● **Given request**: In the listing below, count the lines with "KBAF" and report only the figure.

● **Task input**:

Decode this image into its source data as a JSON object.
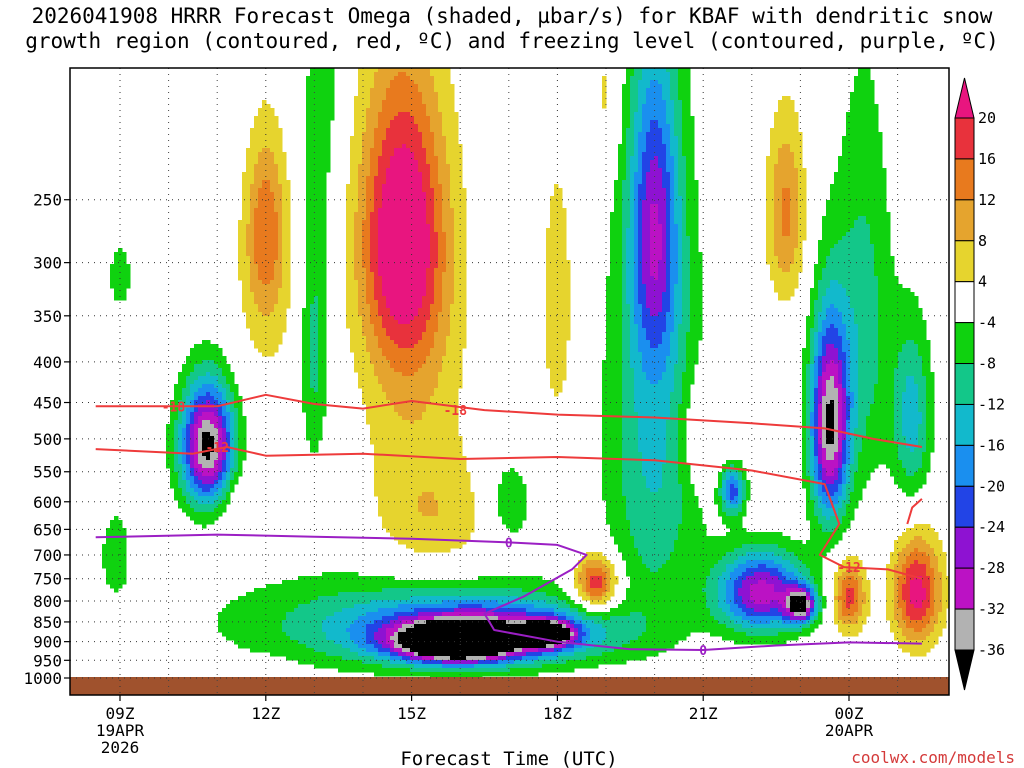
{
  "title_line1": "2026041908 HRRR Forecast Omega (shaded, µbar/s) for KBAF with dendritic snow",
  "title_line2": "growth region (contoured, red, ºC) and freezing level (contoured, purple, ºC)",
  "xaxis_title": "Forecast Time (UTC)",
  "credit": "coolwx.com/models",
  "chart_data": {
    "type": "heatmap",
    "title": "2026041908 HRRR Forecast Omega (shaded, µbar/s) for KBAF with dendritic snow growth region (contoured, red, ºC) and freezing level (contoured, purple, ºC)",
    "xlabel": "Forecast Time (UTC)",
    "ylabel": "",
    "x_range_hours_from_09Z": [
      -0.5,
      16.5
    ],
    "y_range_hPa": [
      1025,
      170
    ],
    "y_scale": "log-pressure",
    "grid": true,
    "x_ticks": [
      {
        "h": 0,
        "label": "09Z",
        "sub1": "19APR",
        "sub2": "2026"
      },
      {
        "h": 3,
        "label": "12Z",
        "sub1": "",
        "sub2": ""
      },
      {
        "h": 6,
        "label": "15Z",
        "sub1": "",
        "sub2": ""
      },
      {
        "h": 9,
        "label": "18Z",
        "sub1": "",
        "sub2": ""
      },
      {
        "h": 12,
        "label": "21Z",
        "sub1": "",
        "sub2": ""
      },
      {
        "h": 15,
        "label": "00Z",
        "sub1": "20APR",
        "sub2": ""
      }
    ],
    "y_ticks": [
      250,
      300,
      350,
      400,
      450,
      500,
      550,
      600,
      650,
      700,
      750,
      800,
      850,
      900,
      950,
      1000
    ],
    "colorbar": {
      "labels": [
        "20",
        "16",
        "12",
        "8",
        "4",
        "-4",
        "-8",
        "-12",
        "-16",
        "-20",
        "-24",
        "-28",
        "-32",
        "-36"
      ],
      "bins": [
        {
          "color": "#e8157f"
        },
        {
          "color": "#e8323c"
        },
        {
          "color": "#e87a1e"
        },
        {
          "color": "#e5a42e"
        },
        {
          "color": "#e6d42e"
        },
        {
          "color": "#ffffff"
        },
        {
          "color": "#0fd20f"
        },
        {
          "color": "#13c789"
        },
        {
          "color": "#12b9cc"
        },
        {
          "color": "#1a8fef"
        },
        {
          "color": "#2244e6"
        },
        {
          "color": "#8e12d2"
        },
        {
          "color": "#bb12c4"
        },
        {
          "color": "#b2b2b2"
        },
        {
          "color": "#000000"
        }
      ]
    },
    "omega_cells": [
      {
        "t": 1.8,
        "p": 510,
        "v": -38,
        "sx": 0.55,
        "sp": 90
      },
      {
        "t": 5.8,
        "p": 275,
        "v": 22,
        "sx": 0.85,
        "sp": 110
      },
      {
        "t": 6.0,
        "p": 380,
        "v": 8,
        "sx": 1.1,
        "sp": 200
      },
      {
        "t": 6.5,
        "p": 640,
        "v": 7,
        "sx": 1.3,
        "sp": 120
      },
      {
        "t": 3.0,
        "p": 270,
        "v": 12,
        "sx": 0.4,
        "sp": 70
      },
      {
        "t": 3.0,
        "p": 330,
        "v": 5,
        "sx": 0.7,
        "sp": 110
      },
      {
        "t": 2.5,
        "p": 600,
        "v": 5,
        "sx": 0.5,
        "sp": 60
      },
      {
        "t": 4.2,
        "p": 170,
        "v": -6,
        "sx": 0.4,
        "sp": 90
      },
      {
        "t": 4.0,
        "p": 380,
        "v": -10,
        "sx": 0.3,
        "sp": 150
      },
      {
        "t": 0.0,
        "p": 310,
        "v": -5,
        "sx": 0.25,
        "sp": 30
      },
      {
        "t": -0.1,
        "p": 710,
        "v": -6,
        "sx": 0.3,
        "sp": 80
      },
      {
        "t": 6.9,
        "p": 905,
        "v": -40,
        "sx": 1.1,
        "sp": 45
      },
      {
        "t": 7.5,
        "p": 880,
        "v": -28,
        "sx": 2.2,
        "sp": 70
      },
      {
        "t": 6.0,
        "p": 850,
        "v": -12,
        "sx": 3.8,
        "sp": 120
      },
      {
        "t": 8.8,
        "p": 880,
        "v": -36,
        "sx": 0.5,
        "sp": 30
      },
      {
        "t": 9.8,
        "p": 760,
        "v": 22,
        "sx": 0.45,
        "sp": 60
      },
      {
        "t": 9.0,
        "p": 340,
        "v": 7,
        "sx": 0.35,
        "sp": 140
      },
      {
        "t": 10.0,
        "p": 185,
        "v": 6,
        "sx": 0.3,
        "sp": 40
      },
      {
        "t": 11.0,
        "p": 270,
        "v": -22,
        "sx": 0.5,
        "sp": 120
      },
      {
        "t": 11.0,
        "p": 500,
        "v": -13,
        "sx": 1.0,
        "sp": 300
      },
      {
        "t": 13.7,
        "p": 260,
        "v": 13,
        "sx": 0.4,
        "sp": 70
      },
      {
        "t": 12.0,
        "p": 495,
        "v": 8,
        "sx": 0.5,
        "sp": 80
      },
      {
        "t": 14.6,
        "p": 480,
        "v": -36,
        "sx": 0.4,
        "sp": 140
      },
      {
        "t": 13.2,
        "p": 780,
        "v": -30,
        "sx": 0.9,
        "sp": 90
      },
      {
        "t": 14.0,
        "p": 810,
        "v": -33,
        "sx": 0.3,
        "sp": 40
      },
      {
        "t": 15.0,
        "p": 790,
        "v": 18,
        "sx": 0.35,
        "sp": 80
      },
      {
        "t": 16.4,
        "p": 780,
        "v": 22,
        "sx": 0.5,
        "sp": 120
      },
      {
        "t": 12.6,
        "p": 580,
        "v": -22,
        "sx": 0.25,
        "sp": 40
      },
      {
        "t": 15.3,
        "p": 360,
        "v": -10,
        "sx": 0.6,
        "sp": 200
      },
      {
        "t": 16.3,
        "p": 470,
        "v": -14,
        "sx": 0.4,
        "sp": 120
      },
      {
        "t": 2.8,
        "p": 960,
        "v": 5,
        "sx": 0.5,
        "sp": 20
      },
      {
        "t": 0.0,
        "p": 500,
        "v": -3,
        "sx": 0.6,
        "sp": 200
      },
      {
        "t": 8.0,
        "p": 600,
        "v": -8,
        "sx": 0.5,
        "sp": 80
      }
    ],
    "dendritic_contours": [
      {
        "label": "-18",
        "label_at": [
          1.1,
          6.9
        ],
        "points": [
          [
            -0.5,
            455
          ],
          [
            2.0,
            455
          ],
          [
            3.0,
            440
          ],
          [
            4.0,
            452
          ],
          [
            5.0,
            458
          ],
          [
            6.0,
            448
          ],
          [
            7.5,
            460
          ],
          [
            9.0,
            466
          ],
          [
            11.0,
            470
          ],
          [
            13.0,
            478
          ],
          [
            14.5,
            485
          ],
          [
            15.5,
            500
          ],
          [
            16.5,
            512
          ]
        ]
      },
      {
        "label": "-12",
        "label_at": [
          2.0,
          15.0
        ],
        "points": [
          [
            -0.5,
            515
          ],
          [
            1.5,
            522
          ],
          [
            2.2,
            512
          ],
          [
            3.0,
            525
          ],
          [
            5.0,
            522
          ],
          [
            7.0,
            530
          ],
          [
            9.0,
            527
          ],
          [
            11.0,
            532
          ],
          [
            12.0,
            540
          ],
          [
            13.0,
            548
          ],
          [
            14.5,
            570
          ],
          [
            14.8,
            640
          ],
          [
            14.4,
            700
          ],
          [
            14.9,
            725
          ],
          [
            15.8,
            730
          ],
          [
            16.5,
            750
          ]
        ]
      },
      {
        "label": "",
        "label_at": null,
        "points": [
          [
            16.2,
            640
          ],
          [
            16.3,
            610
          ],
          [
            16.5,
            595
          ]
        ]
      }
    ],
    "freezing_level": {
      "label": "0",
      "label_at": [
        8.0,
        12.0
      ],
      "points": [
        [
          -0.5,
          665
        ],
        [
          2.0,
          660
        ],
        [
          4.0,
          664
        ],
        [
          6.0,
          668
        ],
        [
          8.0,
          675
        ],
        [
          9.0,
          680
        ],
        [
          9.6,
          700
        ],
        [
          9.3,
          730
        ],
        [
          8.3,
          790
        ],
        [
          7.5,
          830
        ],
        [
          7.7,
          870
        ],
        [
          9.0,
          900
        ],
        [
          10.5,
          920
        ],
        [
          12.0,
          922
        ],
        [
          13.5,
          910
        ],
        [
          15.0,
          902
        ],
        [
          16.5,
          905
        ]
      ]
    }
  }
}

● **The reply**: 2